▸ **Problem to work on**
Where a line contains the word "What", copy that line in full.

▸ **Raw records**

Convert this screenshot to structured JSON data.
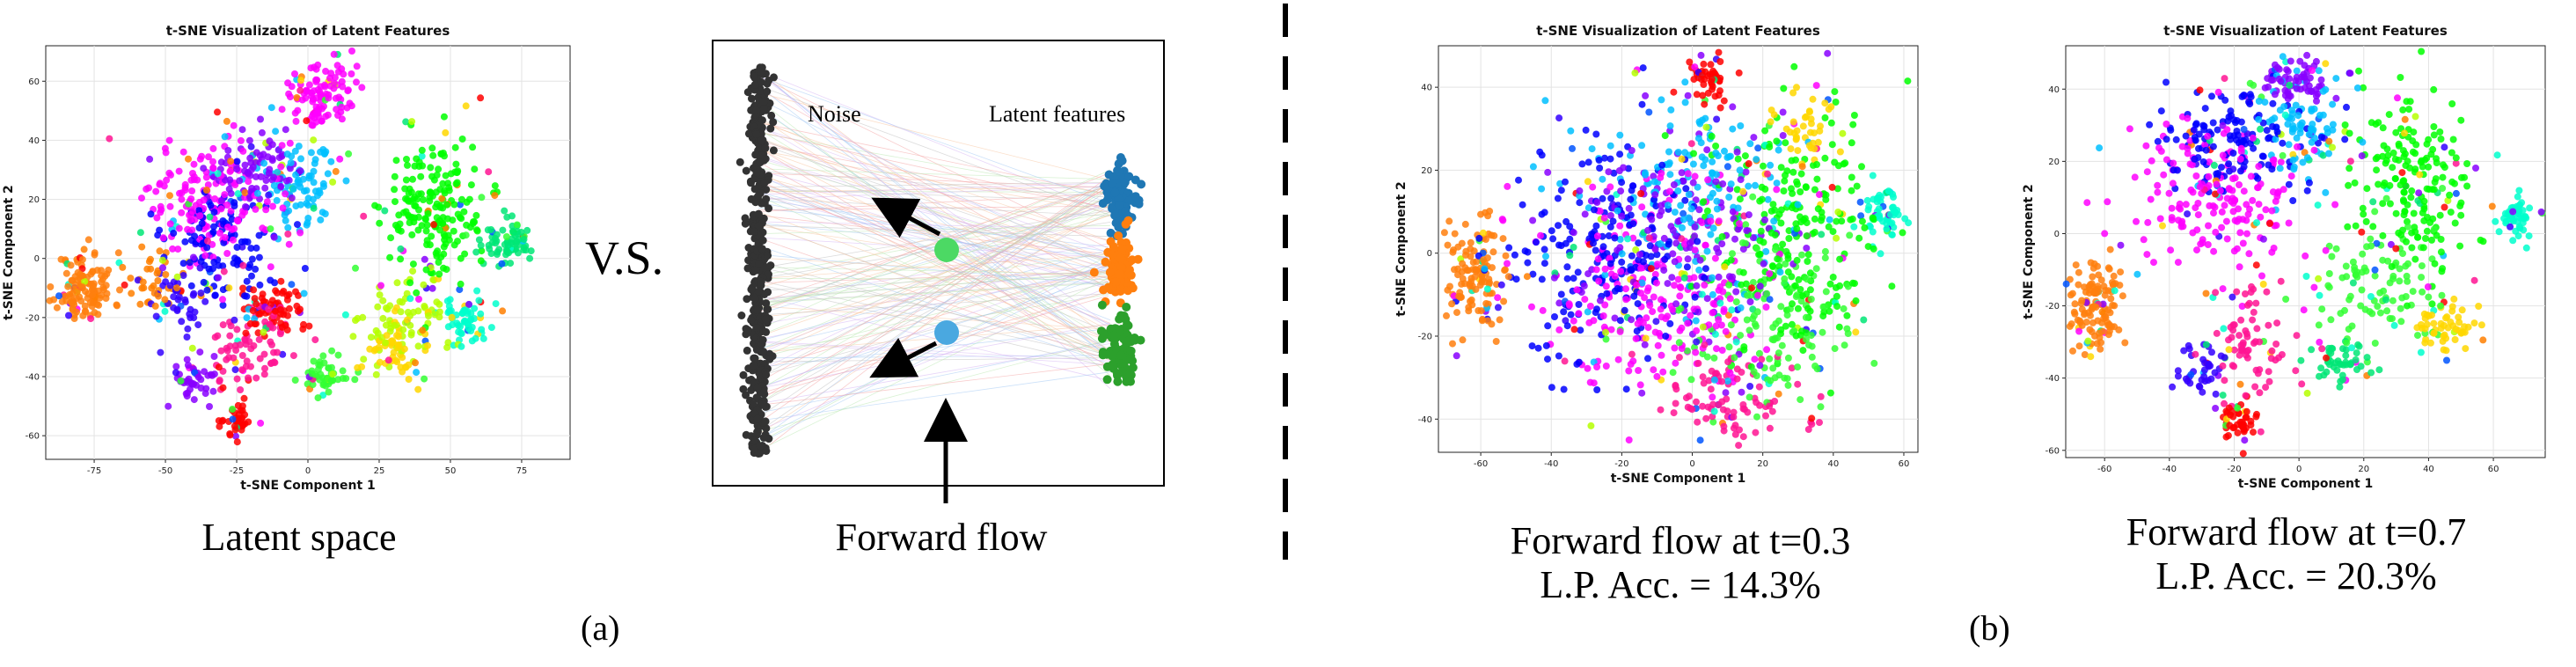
{
  "figure": {
    "vs_label": "V.S.",
    "panel_a_label": "(a)",
    "panel_b_label": "(b)",
    "captions": {
      "latent_space": "Latent space",
      "forward_flow": "Forward flow",
      "flow_t03_line1": "Forward flow at t=0.3",
      "flow_t03_line2": "L.P. Acc. = 14.3%",
      "flow_t07_line1": "Forward flow at t=0.7",
      "flow_t07_line2": "L.P. Acc. = 20.3%"
    },
    "flow_diagram": {
      "noise_label": "Noise",
      "latent_label": "Latent features",
      "noise_color": "#333333",
      "cluster_colors": [
        "#1f77b4",
        "#ff7f0e",
        "#2ca02c"
      ],
      "particle_colors": [
        "#4cd964",
        "#4aa8e0"
      ]
    },
    "palette": [
      "#ff0000",
      "#ff7f00",
      "#ffd700",
      "#b5ff00",
      "#33ff33",
      "#00e676",
      "#00ffcc",
      "#00bfff",
      "#0055ff",
      "#3300ff",
      "#8800ff",
      "#ff00ff",
      "#ff1493"
    ]
  },
  "chart_data": [
    {
      "type": "scatter",
      "title": "t-SNE Visualization of Latent Features",
      "xlabel": "t-SNE Component 1",
      "ylabel": "t-SNE Component 2",
      "xlim": [
        -92,
        92
      ],
      "ylim": [
        -68,
        72
      ],
      "xticks": [
        -75,
        -50,
        -25,
        0,
        25,
        50,
        75
      ],
      "yticks": [
        -60,
        -40,
        -20,
        0,
        20,
        40,
        60
      ],
      "grid": true,
      "clusters": [
        {
          "color": "#ff7f0e",
          "cx": -78,
          "cy": -10,
          "sx": 5,
          "sy": 6,
          "n": 110
        },
        {
          "color": "#ff00ff",
          "cx": -35,
          "cy": 20,
          "sx": 12,
          "sy": 10,
          "n": 140
        },
        {
          "color": "#0000ff",
          "cx": -30,
          "cy": 5,
          "sx": 10,
          "sy": 10,
          "n": 110
        },
        {
          "color": "#8800ff",
          "cx": -18,
          "cy": 30,
          "sx": 8,
          "sy": 8,
          "n": 80
        },
        {
          "color": "#00bfff",
          "cx": -5,
          "cy": 25,
          "sx": 9,
          "sy": 8,
          "n": 80
        },
        {
          "color": "#ff00ff",
          "cx": 5,
          "cy": 55,
          "sx": 6,
          "sy": 7,
          "n": 100
        },
        {
          "color": "#ff0000",
          "cx": -12,
          "cy": -18,
          "sx": 6,
          "sy": 4,
          "n": 60
        },
        {
          "color": "#ff1493",
          "cx": -20,
          "cy": -30,
          "sx": 7,
          "sy": 6,
          "n": 70
        },
        {
          "color": "#8800ff",
          "cx": -40,
          "cy": -40,
          "sx": 4,
          "sy": 4,
          "n": 40
        },
        {
          "color": "#ff0000",
          "cx": -25,
          "cy": -55,
          "sx": 3,
          "sy": 3,
          "n": 35
        },
        {
          "color": "#33ff33",
          "cx": 5,
          "cy": -40,
          "sx": 4,
          "sy": 3,
          "n": 45
        },
        {
          "color": "#00ff00",
          "cx": 45,
          "cy": 15,
          "sx": 9,
          "sy": 12,
          "n": 180
        },
        {
          "color": "#b5ff00",
          "cx": 35,
          "cy": -20,
          "sx": 8,
          "sy": 8,
          "n": 70
        },
        {
          "color": "#ffd700",
          "cx": 30,
          "cy": -30,
          "sx": 6,
          "sy": 5,
          "n": 50
        },
        {
          "color": "#00ffcc",
          "cx": 55,
          "cy": -20,
          "sx": 4,
          "sy": 4,
          "n": 50
        },
        {
          "color": "#00e676",
          "cx": 70,
          "cy": 5,
          "sx": 5,
          "sy": 4,
          "n": 60
        },
        {
          "color": "#ff7f00",
          "cx": -55,
          "cy": -8,
          "sx": 5,
          "sy": 6,
          "n": 35
        },
        {
          "color": "#3300ff",
          "cx": -45,
          "cy": -15,
          "sx": 6,
          "sy": 6,
          "n": 40
        }
      ]
    },
    {
      "type": "scatter",
      "title": "t-SNE Visualization of Latent Features",
      "xlabel": "t-SNE Component 1",
      "ylabel": "t-SNE Component 2",
      "xlim": [
        -72,
        64
      ],
      "ylim": [
        -48,
        50
      ],
      "xticks": [
        -60,
        -40,
        -20,
        0,
        20,
        40,
        60
      ],
      "yticks": [
        -40,
        -20,
        0,
        20,
        40
      ],
      "grid": true,
      "clusters": [
        {
          "color": "#ff7f0e",
          "cx": -62,
          "cy": -5,
          "sx": 4,
          "sy": 6,
          "n": 110
        },
        {
          "color": "#0000ff",
          "cx": -25,
          "cy": 0,
          "sx": 14,
          "sy": 12,
          "n": 200
        },
        {
          "color": "#ff00ff",
          "cx": -10,
          "cy": -10,
          "sx": 15,
          "sy": 13,
          "n": 200
        },
        {
          "color": "#8800ff",
          "cx": -5,
          "cy": 5,
          "sx": 15,
          "sy": 14,
          "n": 160
        },
        {
          "color": "#00ff00",
          "cx": 30,
          "cy": 5,
          "sx": 12,
          "sy": 14,
          "n": 220
        },
        {
          "color": "#33ff33",
          "cx": 25,
          "cy": -15,
          "sx": 12,
          "sy": 10,
          "n": 120
        },
        {
          "color": "#00bfff",
          "cx": 0,
          "cy": 15,
          "sx": 14,
          "sy": 12,
          "n": 140
        },
        {
          "color": "#ff0000",
          "cx": 5,
          "cy": 42,
          "sx": 3,
          "sy": 3,
          "n": 40
        },
        {
          "color": "#ffd700",
          "cx": 30,
          "cy": 30,
          "sx": 5,
          "sy": 5,
          "n": 40
        },
        {
          "color": "#00ffcc",
          "cx": 55,
          "cy": 10,
          "sx": 3,
          "sy": 3,
          "n": 50
        },
        {
          "color": "#ff1493",
          "cx": 10,
          "cy": -35,
          "sx": 10,
          "sy": 5,
          "n": 80
        }
      ]
    },
    {
      "type": "scatter",
      "title": "t-SNE Visualization of Latent Features",
      "xlabel": "t-SNE Component 1",
      "ylabel": "t-SNE Component 2",
      "xlim": [
        -72,
        76
      ],
      "ylim": [
        -62,
        52
      ],
      "xticks": [
        -60,
        -40,
        -20,
        0,
        20,
        40,
        60
      ],
      "yticks": [
        -60,
        -40,
        -20,
        0,
        20,
        40
      ],
      "grid": true,
      "clusters": [
        {
          "color": "#ff7f0e",
          "cx": -63,
          "cy": -20,
          "sx": 4,
          "sy": 6,
          "n": 110
        },
        {
          "color": "#ff00ff",
          "cx": -25,
          "cy": 10,
          "sx": 12,
          "sy": 10,
          "n": 170
        },
        {
          "color": "#0000ff",
          "cx": -20,
          "cy": 25,
          "sx": 12,
          "sy": 8,
          "n": 130
        },
        {
          "color": "#00bfff",
          "cx": 0,
          "cy": 30,
          "sx": 8,
          "sy": 8,
          "n": 80
        },
        {
          "color": "#8800ff",
          "cx": 0,
          "cy": 42,
          "sx": 6,
          "sy": 4,
          "n": 60
        },
        {
          "color": "#00ff00",
          "cx": 35,
          "cy": 15,
          "sx": 9,
          "sy": 12,
          "n": 170
        },
        {
          "color": "#33ff33",
          "cx": 25,
          "cy": -15,
          "sx": 10,
          "sy": 8,
          "n": 90
        },
        {
          "color": "#ffd700",
          "cx": 45,
          "cy": -25,
          "sx": 5,
          "sy": 4,
          "n": 50
        },
        {
          "color": "#00e676",
          "cx": 12,
          "cy": -35,
          "sx": 4,
          "sy": 4,
          "n": 45
        },
        {
          "color": "#00ffcc",
          "cx": 67,
          "cy": 5,
          "sx": 3,
          "sy": 3,
          "n": 45
        },
        {
          "color": "#ff0000",
          "cx": -18,
          "cy": -52,
          "sx": 3,
          "sy": 3,
          "n": 40
        },
        {
          "color": "#ff1493",
          "cx": -15,
          "cy": -30,
          "sx": 7,
          "sy": 8,
          "n": 70
        },
        {
          "color": "#3300ff",
          "cx": -30,
          "cy": -38,
          "sx": 4,
          "sy": 4,
          "n": 35
        }
      ]
    }
  ]
}
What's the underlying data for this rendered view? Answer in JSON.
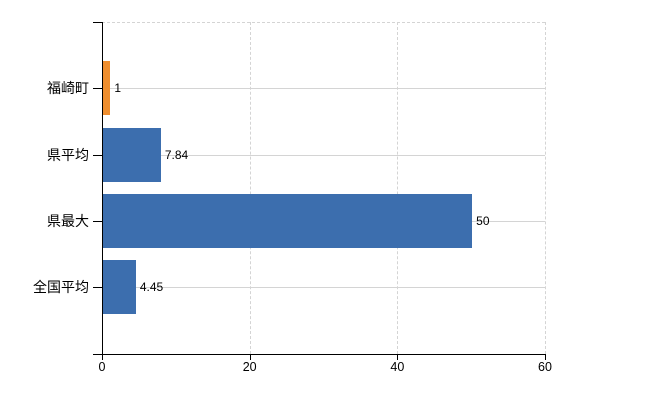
{
  "chart_data": {
    "type": "bar",
    "orientation": "horizontal",
    "title": "",
    "xlabel": "",
    "ylabel": "",
    "categories": [
      "福崎町",
      "県平均",
      "県最大",
      "全国平均"
    ],
    "values": [
      1,
      7.84,
      50,
      4.45
    ],
    "value_labels": [
      "1",
      "7.84",
      "50",
      "4.45"
    ],
    "series_colors": [
      "#ef8e2e",
      "#3c6eae",
      "#3c6eae",
      "#3c6eae"
    ],
    "highlight_category": "福崎町",
    "x_ticks": [
      "0",
      "20",
      "40",
      "60"
    ],
    "x_tick_values": [
      0,
      20,
      40,
      60
    ],
    "xlim": [
      0,
      60
    ],
    "grid": "on",
    "legend": "none"
  },
  "colors": {
    "background": "#ffffff",
    "axis": "#000000",
    "grid": "#d4d4d4",
    "text": "#000000",
    "bar_default": "#3c6eae",
    "bar_highlight": "#ef8e2e"
  }
}
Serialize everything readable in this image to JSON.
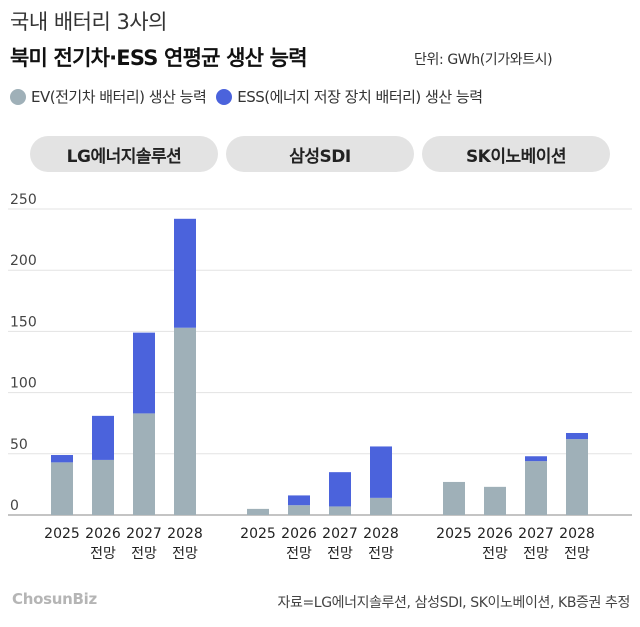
{
  "header": {
    "title_line1": "국내 배터리 3사의",
    "title_line2": "북미 전기차·ESS 연평균 생산 능력",
    "unit": "단위: GWh(기가와트시)"
  },
  "legend": [
    {
      "label": "EV(전기차 배터리) 생산 능력",
      "color": "#9fb0b8"
    },
    {
      "label": "ESS(에너지 저장 장치 배터리) 생산 능력",
      "color": "#4b63dc"
    }
  ],
  "chart_data": {
    "type": "bar",
    "stacked": true,
    "ylim": [
      0,
      250
    ],
    "yticks": [
      0,
      50,
      100,
      150,
      200,
      250
    ],
    "grid": true,
    "groups": [
      {
        "name": "LG에너지솔루션",
        "categories": [
          [
            "2025"
          ],
          [
            "2026",
            "전망"
          ],
          [
            "2027",
            "전망"
          ],
          [
            "2028",
            "전망"
          ]
        ],
        "series": [
          {
            "name": "EV(전기차 배터리) 생산 능력",
            "values": [
              43,
              45,
              83,
              153
            ]
          },
          {
            "name": "ESS(에너지 저장 장치 배터리) 생산 능력",
            "values": [
              6,
              36,
              66,
              89
            ]
          }
        ]
      },
      {
        "name": "삼성SDI",
        "categories": [
          [
            "2025"
          ],
          [
            "2026",
            "전망"
          ],
          [
            "2027",
            "전망"
          ],
          [
            "2028",
            "전망"
          ]
        ],
        "series": [
          {
            "name": "EV(전기차 배터리) 생산 능력",
            "values": [
              5,
              8,
              7,
              14
            ]
          },
          {
            "name": "ESS(에너지 저장 장치 배터리) 생산 능력",
            "values": [
              0,
              8,
              28,
              42
            ]
          }
        ]
      },
      {
        "name": "SK이노베이션",
        "categories": [
          [
            "2025"
          ],
          [
            "2026",
            "전망"
          ],
          [
            "2027",
            "전망"
          ],
          [
            "2028",
            "전망"
          ]
        ],
        "series": [
          {
            "name": "EV(전기차 배터리) 생산 능력",
            "values": [
              27,
              23,
              44,
              62
            ]
          },
          {
            "name": "ESS(에너지 저장 장치 배터리) 생산 능력",
            "values": [
              0,
              0,
              4,
              5
            ]
          }
        ]
      }
    ]
  },
  "footer": {
    "logo": "ChosunBiz",
    "source": "자료=LG에너지솔루션, 삼성SDI, SK이노베이션, KB증권 추정"
  }
}
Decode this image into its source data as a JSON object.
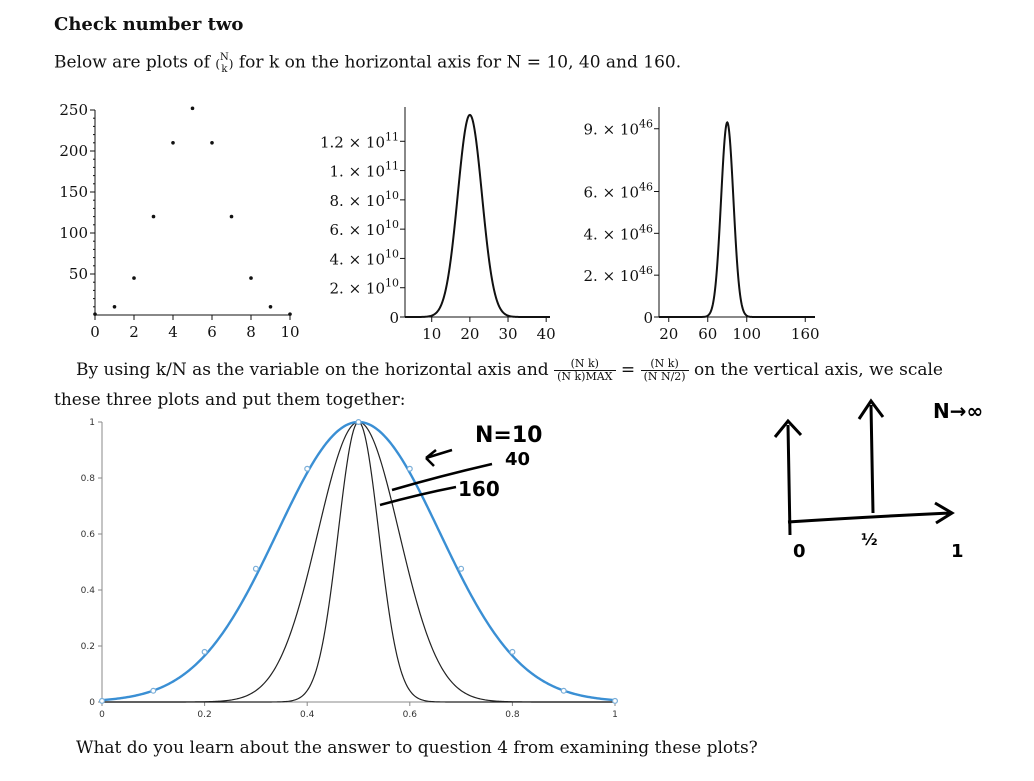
{
  "heading": "Check number two",
  "intro": {
    "pre": "Below are plots of",
    "binom_top": "N",
    "binom_bottom": "k",
    "post": "for k on the horizontal axis for N = 10, 40 and 160."
  },
  "scale_text": {
    "pre": "By using k/N as the variable on the horizontal axis and",
    "frac1_num": "(N k)",
    "frac1_den": "(N k)MAX",
    "eq": "=",
    "frac2_num": "(N k)",
    "frac2_den": "(N N/2)",
    "post": "on the vertical axis, we scale",
    "line2": "these three plots and put them together:"
  },
  "question": "What do you learn about the answer to question 4 from examining these plots?",
  "chart_data": [
    {
      "type": "scatter",
      "x": [
        0,
        1,
        2,
        3,
        4,
        5,
        6,
        7,
        8,
        9,
        10
      ],
      "y": [
        1,
        10,
        45,
        120,
        210,
        252,
        210,
        120,
        45,
        10,
        1
      ],
      "xticks": [
        "0",
        "2",
        "4",
        "6",
        "8",
        "10"
      ],
      "yticks": [
        "50",
        "100",
        "150",
        "200",
        "250"
      ],
      "xlim": [
        0,
        10
      ],
      "ylim": [
        0,
        250
      ]
    },
    {
      "type": "line",
      "N": 40,
      "peak_x": 20,
      "peak_y": 138000000000.0,
      "xticks": [
        "10",
        "20",
        "30",
        "40"
      ],
      "yticks": [
        "0",
        "2. × 10^10",
        "4. × 10^10",
        "6. × 10^10",
        "8. × 10^10",
        "1. × 10^11",
        "1.2 × 10^11"
      ],
      "xlim": [
        3,
        41
      ]
    },
    {
      "type": "line",
      "N": 160,
      "peak_x": 80,
      "peak_y": 9.3e+46,
      "xticks": [
        "20",
        "60",
        "100",
        "160"
      ],
      "yticks": [
        "0",
        "2. × 10^46",
        "4. × 10^46",
        "6. × 10^46",
        "9. × 10^46"
      ],
      "xlim": [
        10,
        170
      ]
    },
    {
      "type": "line",
      "xticks": [
        "0",
        "0.2",
        "0.4",
        "0.6",
        "0.8",
        "1"
      ],
      "yticks": [
        "0",
        "0.2",
        "0.4",
        "0.6",
        "0.8",
        "1"
      ],
      "xlim": [
        0,
        1
      ],
      "ylim": [
        0,
        1
      ],
      "series": [
        {
          "N": 10,
          "x": [
            0,
            0.1,
            0.2,
            0.3,
            0.4,
            0.5,
            0.6,
            0.7,
            0.8,
            0.9,
            1
          ],
          "y": [
            0.004,
            0.04,
            0.179,
            0.476,
            0.833,
            1,
            0.833,
            0.476,
            0.179,
            0.04,
            0.004
          ]
        },
        {
          "N": 40
        },
        {
          "N": 160
        }
      ]
    }
  ],
  "annotations": {
    "n10": "N=10",
    "n40": "40",
    "n160": "160",
    "n_infinity": "N→∞",
    "axis_zero": "0",
    "axis_half": "½",
    "axis_one": "1"
  },
  "colors": {
    "ink": "#111111",
    "blue": "#3a8fd4",
    "points": "#7aaed8"
  }
}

▸ **Task solution**
What's the underlying data for this rendered view? Answer in JSON.
  "question": "What do you learn about the answer to question 4 from examining these plots?",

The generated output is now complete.